Records of where elements appear:
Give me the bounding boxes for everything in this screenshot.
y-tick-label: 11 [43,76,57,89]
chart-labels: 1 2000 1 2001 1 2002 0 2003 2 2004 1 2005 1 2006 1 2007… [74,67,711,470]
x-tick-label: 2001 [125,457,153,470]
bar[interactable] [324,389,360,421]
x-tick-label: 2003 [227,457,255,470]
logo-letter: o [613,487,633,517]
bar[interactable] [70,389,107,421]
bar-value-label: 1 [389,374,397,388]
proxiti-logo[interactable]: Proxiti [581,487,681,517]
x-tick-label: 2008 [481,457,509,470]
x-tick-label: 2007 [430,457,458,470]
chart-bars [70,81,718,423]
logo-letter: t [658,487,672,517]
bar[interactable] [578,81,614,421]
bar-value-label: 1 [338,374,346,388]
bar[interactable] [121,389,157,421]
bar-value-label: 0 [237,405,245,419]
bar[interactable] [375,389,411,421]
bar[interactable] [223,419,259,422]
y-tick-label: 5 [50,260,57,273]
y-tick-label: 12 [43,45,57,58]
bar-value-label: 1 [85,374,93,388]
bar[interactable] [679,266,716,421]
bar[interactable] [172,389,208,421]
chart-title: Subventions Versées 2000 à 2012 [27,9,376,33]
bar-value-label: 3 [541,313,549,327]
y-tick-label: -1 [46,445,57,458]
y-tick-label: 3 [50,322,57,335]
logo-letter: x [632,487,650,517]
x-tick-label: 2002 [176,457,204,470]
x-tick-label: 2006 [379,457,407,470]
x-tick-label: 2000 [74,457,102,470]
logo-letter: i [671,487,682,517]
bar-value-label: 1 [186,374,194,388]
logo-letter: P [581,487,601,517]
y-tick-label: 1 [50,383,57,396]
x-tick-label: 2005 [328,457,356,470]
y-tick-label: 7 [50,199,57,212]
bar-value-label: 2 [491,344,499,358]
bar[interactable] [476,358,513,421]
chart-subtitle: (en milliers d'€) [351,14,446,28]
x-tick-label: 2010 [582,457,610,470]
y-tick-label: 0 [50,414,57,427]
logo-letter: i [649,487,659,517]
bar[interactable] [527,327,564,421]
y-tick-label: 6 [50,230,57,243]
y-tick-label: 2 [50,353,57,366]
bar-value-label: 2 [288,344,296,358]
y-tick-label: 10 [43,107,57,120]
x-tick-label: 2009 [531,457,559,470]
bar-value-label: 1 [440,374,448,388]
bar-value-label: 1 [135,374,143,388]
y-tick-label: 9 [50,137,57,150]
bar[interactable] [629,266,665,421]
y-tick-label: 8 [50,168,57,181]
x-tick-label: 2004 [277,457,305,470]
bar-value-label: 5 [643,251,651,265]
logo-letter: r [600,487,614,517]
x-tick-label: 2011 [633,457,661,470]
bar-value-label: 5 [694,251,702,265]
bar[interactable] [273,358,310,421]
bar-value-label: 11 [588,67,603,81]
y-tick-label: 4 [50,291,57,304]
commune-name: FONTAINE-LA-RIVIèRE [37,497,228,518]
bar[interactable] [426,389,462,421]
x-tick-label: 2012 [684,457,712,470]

§ WORK TO COMPLETE
Reproduce every line of the entries above word for word, keeping the original order.

§ ANSWER TO THE PROBLEM
Give me the bounding boxes for everything in this screenshot.
y-tick-label: 11 [43,76,57,89]
chart-labels: 1 2000 1 2001 1 2002 0 2003 2 2004 1 2005 1 2006 1 2007… [74,67,711,470]
x-tick-label: 2001 [125,457,153,470]
bar[interactable] [324,389,360,421]
x-tick-label: 2003 [227,457,255,470]
logo-letter: o [613,487,633,517]
bar[interactable] [70,389,107,421]
bar-value-label: 1 [389,374,397,388]
proxiti-logo[interactable]: Proxiti [581,487,681,517]
x-tick-label: 2008 [481,457,509,470]
x-tick-label: 2007 [430,457,458,470]
chart-bars [70,81,718,423]
logo-letter: t [658,487,672,517]
bar[interactable] [578,81,614,421]
bar-value-label: 1 [338,374,346,388]
bar[interactable] [121,389,157,421]
bar-value-label: 0 [237,405,245,419]
bar[interactable] [375,389,411,421]
bar[interactable] [223,419,259,422]
y-tick-label: 5 [50,260,57,273]
y-tick-label: 12 [43,45,57,58]
bar-value-label: 1 [85,374,93,388]
bar[interactable] [679,266,716,421]
bar[interactable] [172,389,208,421]
chart-title: Subventions Versées 2000 à 2012 [27,9,376,33]
bar-value-label: 3 [541,313,549,327]
y-tick-label: -1 [46,445,57,458]
y-tick-label: 3 [50,322,57,335]
logo-letter: x [632,487,650,517]
x-tick-label: 2002 [176,457,204,470]
x-tick-label: 2006 [379,457,407,470]
x-tick-label: 2000 [74,457,102,470]
logo-letter: i [671,487,682,517]
bar-value-label: 1 [186,374,194,388]
logo-letter: P [581,487,601,517]
y-tick-label: 1 [50,383,57,396]
x-tick-label: 2005 [328,457,356,470]
y-tick-label: 7 [50,199,57,212]
bar-value-label: 2 [491,344,499,358]
bar[interactable] [476,358,513,421]
chart-subtitle: (en milliers d'€) [351,14,446,28]
x-tick-label: 2010 [582,457,610,470]
y-tick-label: 0 [50,414,57,427]
logo-letter: i [649,487,659,517]
bar[interactable] [527,327,564,421]
y-tick-label: 6 [50,230,57,243]
y-tick-label: 2 [50,353,57,366]
bar-value-label: 2 [288,344,296,358]
y-tick-label: 10 [43,107,57,120]
x-tick-label: 2009 [531,457,559,470]
bar-value-label: 1 [440,374,448,388]
bar-value-label: 1 [135,374,143,388]
y-tick-label: 9 [50,137,57,150]
bar[interactable] [629,266,665,421]
y-tick-label: 8 [50,168,57,181]
x-tick-label: 2004 [277,457,305,470]
bar-value-label: 5 [643,251,651,265]
logo-letter: r [600,487,614,517]
x-tick-label: 2011 [633,457,661,470]
bar-value-label: 5 [694,251,702,265]
bar[interactable] [273,358,310,421]
bar-value-label: 11 [588,67,603,81]
y-tick-label: 4 [50,291,57,304]
commune-name: FONTAINE-LA-RIVIèRE [37,497,228,518]
bar[interactable] [426,389,462,421]
x-tick-label: 2012 [684,457,712,470]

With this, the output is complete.